--- start ---

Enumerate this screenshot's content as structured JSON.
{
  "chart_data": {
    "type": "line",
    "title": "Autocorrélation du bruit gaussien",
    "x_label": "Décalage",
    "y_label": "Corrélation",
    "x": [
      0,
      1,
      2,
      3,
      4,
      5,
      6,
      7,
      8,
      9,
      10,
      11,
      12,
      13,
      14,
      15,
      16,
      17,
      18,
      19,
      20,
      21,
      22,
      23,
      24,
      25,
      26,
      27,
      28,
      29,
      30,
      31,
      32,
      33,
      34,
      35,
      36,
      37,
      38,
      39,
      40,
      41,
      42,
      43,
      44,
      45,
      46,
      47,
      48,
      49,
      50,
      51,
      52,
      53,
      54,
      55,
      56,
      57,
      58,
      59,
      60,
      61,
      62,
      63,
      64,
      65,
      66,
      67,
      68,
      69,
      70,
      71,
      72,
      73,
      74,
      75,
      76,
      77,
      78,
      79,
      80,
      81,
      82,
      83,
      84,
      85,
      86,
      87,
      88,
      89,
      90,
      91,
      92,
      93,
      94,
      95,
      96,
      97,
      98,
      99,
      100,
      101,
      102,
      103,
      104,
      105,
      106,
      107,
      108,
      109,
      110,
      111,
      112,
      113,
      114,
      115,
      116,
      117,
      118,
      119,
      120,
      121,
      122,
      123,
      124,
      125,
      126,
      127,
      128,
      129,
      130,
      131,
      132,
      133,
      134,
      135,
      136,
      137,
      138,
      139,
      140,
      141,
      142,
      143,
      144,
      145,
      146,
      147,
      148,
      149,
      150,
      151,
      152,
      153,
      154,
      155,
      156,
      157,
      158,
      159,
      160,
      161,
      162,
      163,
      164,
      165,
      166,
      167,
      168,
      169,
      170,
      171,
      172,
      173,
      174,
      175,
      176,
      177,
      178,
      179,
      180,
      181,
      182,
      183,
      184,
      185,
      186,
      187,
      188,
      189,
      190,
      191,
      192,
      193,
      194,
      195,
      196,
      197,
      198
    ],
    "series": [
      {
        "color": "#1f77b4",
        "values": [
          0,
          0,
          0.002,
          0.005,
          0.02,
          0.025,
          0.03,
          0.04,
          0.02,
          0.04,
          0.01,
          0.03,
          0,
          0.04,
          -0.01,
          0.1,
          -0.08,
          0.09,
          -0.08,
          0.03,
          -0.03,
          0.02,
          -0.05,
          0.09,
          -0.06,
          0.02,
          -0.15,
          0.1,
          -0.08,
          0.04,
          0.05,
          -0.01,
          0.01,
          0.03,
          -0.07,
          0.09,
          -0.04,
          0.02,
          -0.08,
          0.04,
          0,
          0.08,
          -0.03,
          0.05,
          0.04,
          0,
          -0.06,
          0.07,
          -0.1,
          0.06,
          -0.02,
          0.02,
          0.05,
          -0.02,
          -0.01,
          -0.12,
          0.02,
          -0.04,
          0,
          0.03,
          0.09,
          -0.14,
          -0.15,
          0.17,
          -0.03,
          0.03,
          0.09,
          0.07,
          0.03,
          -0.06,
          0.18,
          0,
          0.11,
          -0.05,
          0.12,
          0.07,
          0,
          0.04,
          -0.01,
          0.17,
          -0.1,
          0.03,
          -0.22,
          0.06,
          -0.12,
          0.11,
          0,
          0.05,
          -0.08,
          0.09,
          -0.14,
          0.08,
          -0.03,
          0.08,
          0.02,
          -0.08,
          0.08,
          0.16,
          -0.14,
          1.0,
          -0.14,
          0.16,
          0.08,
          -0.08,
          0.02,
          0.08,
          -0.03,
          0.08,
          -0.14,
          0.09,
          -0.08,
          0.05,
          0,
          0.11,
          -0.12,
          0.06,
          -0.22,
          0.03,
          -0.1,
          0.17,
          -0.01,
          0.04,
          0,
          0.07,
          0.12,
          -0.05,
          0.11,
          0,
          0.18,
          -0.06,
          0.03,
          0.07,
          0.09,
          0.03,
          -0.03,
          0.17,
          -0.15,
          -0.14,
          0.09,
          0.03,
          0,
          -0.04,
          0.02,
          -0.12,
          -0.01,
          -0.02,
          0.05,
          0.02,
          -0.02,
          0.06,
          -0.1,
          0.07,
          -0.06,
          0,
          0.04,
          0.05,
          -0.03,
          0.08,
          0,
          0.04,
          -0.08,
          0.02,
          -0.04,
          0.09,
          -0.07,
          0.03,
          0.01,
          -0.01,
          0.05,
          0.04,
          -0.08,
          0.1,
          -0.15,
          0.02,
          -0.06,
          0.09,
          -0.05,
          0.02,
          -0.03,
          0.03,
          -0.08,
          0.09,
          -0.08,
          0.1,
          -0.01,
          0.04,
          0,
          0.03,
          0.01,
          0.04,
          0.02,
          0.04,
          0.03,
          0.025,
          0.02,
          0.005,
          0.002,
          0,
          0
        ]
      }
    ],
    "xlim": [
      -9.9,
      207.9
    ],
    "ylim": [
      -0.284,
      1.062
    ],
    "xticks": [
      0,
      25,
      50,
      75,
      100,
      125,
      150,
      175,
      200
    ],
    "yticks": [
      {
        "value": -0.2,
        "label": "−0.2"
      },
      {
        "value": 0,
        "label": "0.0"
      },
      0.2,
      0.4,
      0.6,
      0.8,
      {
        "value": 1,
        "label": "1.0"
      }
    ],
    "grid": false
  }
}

--- end ---

WRITTEN TASK: Extract each entry in full, exactly as given.

EXERCISE RESPONSE:
Enumerate this screenshot's content as structured JSON.
{
  "chart_data": {
    "type": "line",
    "title": "Autocorrélation du bruit gaussien",
    "x_label": "Décalage",
    "y_label": "Corrélation",
    "x": [
      0,
      1,
      2,
      3,
      4,
      5,
      6,
      7,
      8,
      9,
      10,
      11,
      12,
      13,
      14,
      15,
      16,
      17,
      18,
      19,
      20,
      21,
      22,
      23,
      24,
      25,
      26,
      27,
      28,
      29,
      30,
      31,
      32,
      33,
      34,
      35,
      36,
      37,
      38,
      39,
      40,
      41,
      42,
      43,
      44,
      45,
      46,
      47,
      48,
      49,
      50,
      51,
      52,
      53,
      54,
      55,
      56,
      57,
      58,
      59,
      60,
      61,
      62,
      63,
      64,
      65,
      66,
      67,
      68,
      69,
      70,
      71,
      72,
      73,
      74,
      75,
      76,
      77,
      78,
      79,
      80,
      81,
      82,
      83,
      84,
      85,
      86,
      87,
      88,
      89,
      90,
      91,
      92,
      93,
      94,
      95,
      96,
      97,
      98,
      99,
      100,
      101,
      102,
      103,
      104,
      105,
      106,
      107,
      108,
      109,
      110,
      111,
      112,
      113,
      114,
      115,
      116,
      117,
      118,
      119,
      120,
      121,
      122,
      123,
      124,
      125,
      126,
      127,
      128,
      129,
      130,
      131,
      132,
      133,
      134,
      135,
      136,
      137,
      138,
      139,
      140,
      141,
      142,
      143,
      144,
      145,
      146,
      147,
      148,
      149,
      150,
      151,
      152,
      153,
      154,
      155,
      156,
      157,
      158,
      159,
      160,
      161,
      162,
      163,
      164,
      165,
      166,
      167,
      168,
      169,
      170,
      171,
      172,
      173,
      174,
      175,
      176,
      177,
      178,
      179,
      180,
      181,
      182,
      183,
      184,
      185,
      186,
      187,
      188,
      189,
      190,
      191,
      192,
      193,
      194,
      195,
      196,
      197,
      198
    ],
    "series": [
      {
        "color": "#1f77b4",
        "values": [
          0,
          0,
          0.002,
          0.005,
          0.02,
          0.025,
          0.03,
          0.04,
          0.02,
          0.04,
          0.01,
          0.03,
          0,
          0.04,
          -0.01,
          0.1,
          -0.08,
          0.09,
          -0.08,
          0.03,
          -0.03,
          0.02,
          -0.05,
          0.09,
          -0.06,
          0.02,
          -0.15,
          0.1,
          -0.08,
          0.04,
          0.05,
          -0.01,
          0.01,
          0.03,
          -0.07,
          0.09,
          -0.04,
          0.02,
          -0.08,
          0.04,
          0,
          0.08,
          -0.03,
          0.05,
          0.04,
          0,
          -0.06,
          0.07,
          -0.1,
          0.06,
          -0.02,
          0.02,
          0.05,
          -0.02,
          -0.01,
          -0.12,
          0.02,
          -0.04,
          0,
          0.03,
          0.09,
          -0.14,
          -0.15,
          0.17,
          -0.03,
          0.03,
          0.09,
          0.07,
          0.03,
          -0.06,
          0.18,
          0,
          0.11,
          -0.05,
          0.12,
          0.07,
          0,
          0.04,
          -0.01,
          0.17,
          -0.1,
          0.03,
          -0.22,
          0.06,
          -0.12,
          0.11,
          0,
          0.05,
          -0.08,
          0.09,
          -0.14,
          0.08,
          -0.03,
          0.08,
          0.02,
          -0.08,
          0.08,
          0.16,
          -0.14,
          1.0,
          -0.14,
          0.16,
          0.08,
          -0.08,
          0.02,
          0.08,
          -0.03,
          0.08,
          -0.14,
          0.09,
          -0.08,
          0.05,
          0,
          0.11,
          -0.12,
          0.06,
          -0.22,
          0.03,
          -0.1,
          0.17,
          -0.01,
          0.04,
          0,
          0.07,
          0.12,
          -0.05,
          0.11,
          0,
          0.18,
          -0.06,
          0.03,
          0.07,
          0.09,
          0.03,
          -0.03,
          0.17,
          -0.15,
          -0.14,
          0.09,
          0.03,
          0,
          -0.04,
          0.02,
          -0.12,
          -0.01,
          -0.02,
          0.05,
          0.02,
          -0.02,
          0.06,
          -0.1,
          0.07,
          -0.06,
          0,
          0.04,
          0.05,
          -0.03,
          0.08,
          0,
          0.04,
          -0.08,
          0.02,
          -0.04,
          0.09,
          -0.07,
          0.03,
          0.01,
          -0.01,
          0.05,
          0.04,
          -0.08,
          0.1,
          -0.15,
          0.02,
          -0.06,
          0.09,
          -0.05,
          0.02,
          -0.03,
          0.03,
          -0.08,
          0.09,
          -0.08,
          0.1,
          -0.01,
          0.04,
          0,
          0.03,
          0.01,
          0.04,
          0.02,
          0.04,
          0.03,
          0.025,
          0.02,
          0.005,
          0.002,
          0,
          0
        ]
      }
    ],
    "xlim": [
      -9.9,
      207.9
    ],
    "ylim": [
      -0.284,
      1.062
    ],
    "xticks": [
      0,
      25,
      50,
      75,
      100,
      125,
      150,
      175,
      200
    ],
    "yticks": [
      {
        "value": -0.2,
        "label": "−0.2"
      },
      {
        "value": 0,
        "label": "0.0"
      },
      0.2,
      0.4,
      0.6,
      0.8,
      {
        "value": 1,
        "label": "1.0"
      }
    ],
    "grid": false
  }
}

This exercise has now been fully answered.